»»
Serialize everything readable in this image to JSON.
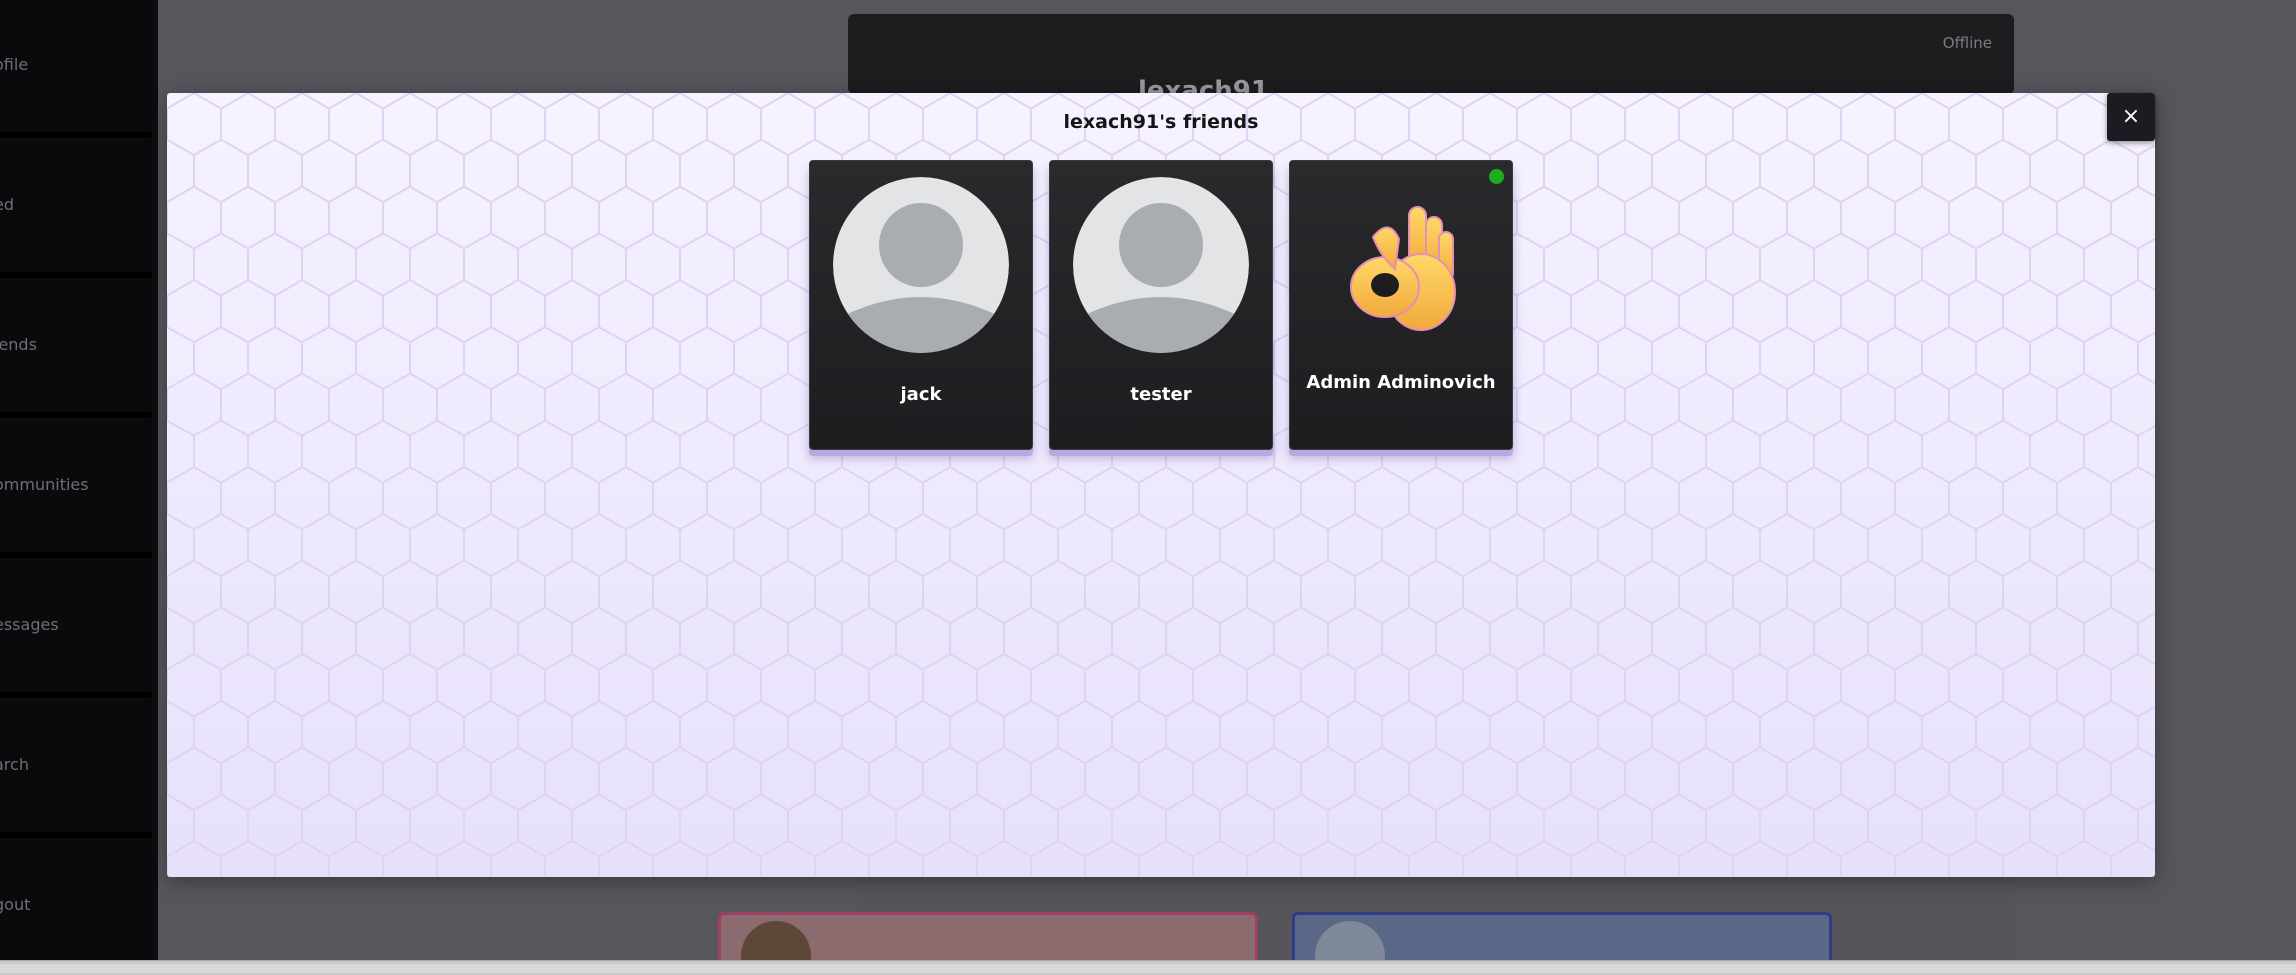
{
  "background": {
    "sidebar_items": [
      "ofile",
      "ed",
      "iends",
      "ommunities",
      "essages",
      "arch",
      "gout"
    ],
    "profile_name": "lexach91",
    "profile_status": "Offline"
  },
  "modal": {
    "title": "lexach91's friends",
    "close_label": "×",
    "friends": [
      {
        "name": "jack",
        "avatar": "default-avatar-icon",
        "online": false
      },
      {
        "name": "tester",
        "avatar": "default-avatar-icon",
        "online": false
      },
      {
        "name": "Admin Adminovich",
        "avatar": "ok-hand-emoji",
        "online": true
      }
    ]
  },
  "colors": {
    "card_bg": "#1d1d20",
    "online": "#1cae1c",
    "modal_bg": "#efeafc",
    "accent_shadow": "#b9a8e6"
  }
}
««
● WHAT IS REQUIRED:
Of the lines above, how many hold the word "online"? Say the number alone.

● RESULT BELOW:
4